-- start Supplied information --

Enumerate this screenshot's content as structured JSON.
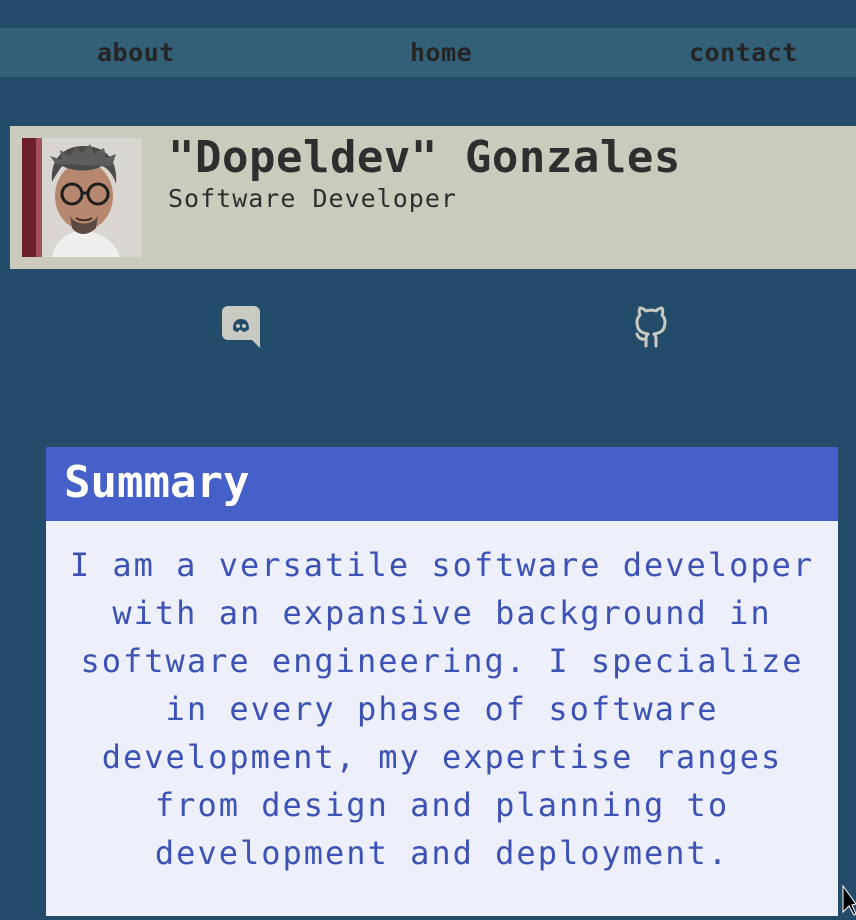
{
  "nav": {
    "about": "about",
    "home": "home",
    "contact": "contact"
  },
  "profile": {
    "name": "\"Dopeldev\" Gonzales",
    "role": "Software Developer"
  },
  "social": [
    "discord-icon",
    "github-icon"
  ],
  "summary": {
    "title": "Summary",
    "text": "I am a versatile software developer with an expansive background in software engineering. I specialize in every phase of software development, my expertise ranges from design and planning to development and deployment."
  },
  "colors": {
    "background": "#234c6a",
    "navbar": "#346077",
    "profile_card": "#cbcbbd",
    "summary_header": "#4660c9",
    "summary_body": "#edf0fa",
    "summary_text": "#3d52b5"
  }
}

-- end Supplied information --

- [What needs to be done]
Give an exact copy of the material, leaving out every picture.

- [Output]
Enumerate this screenshot's content as structured JSON.
{
  "nav": {
    "about": "about",
    "home": "home",
    "contact": "contact"
  },
  "profile": {
    "name": "\"Dopeldev\" Gonzales",
    "role": "Software Developer"
  },
  "social": [
    "discord-icon",
    "github-icon"
  ],
  "summary": {
    "title": "Summary",
    "text": "I am a versatile software developer with an expansive background in software engineering. I specialize in every phase of software development, my expertise ranges from design and planning to development and deployment."
  },
  "colors": {
    "background": "#234c6a",
    "navbar": "#346077",
    "profile_card": "#cbcbbd",
    "summary_header": "#4660c9",
    "summary_body": "#edf0fa",
    "summary_text": "#3d52b5"
  }
}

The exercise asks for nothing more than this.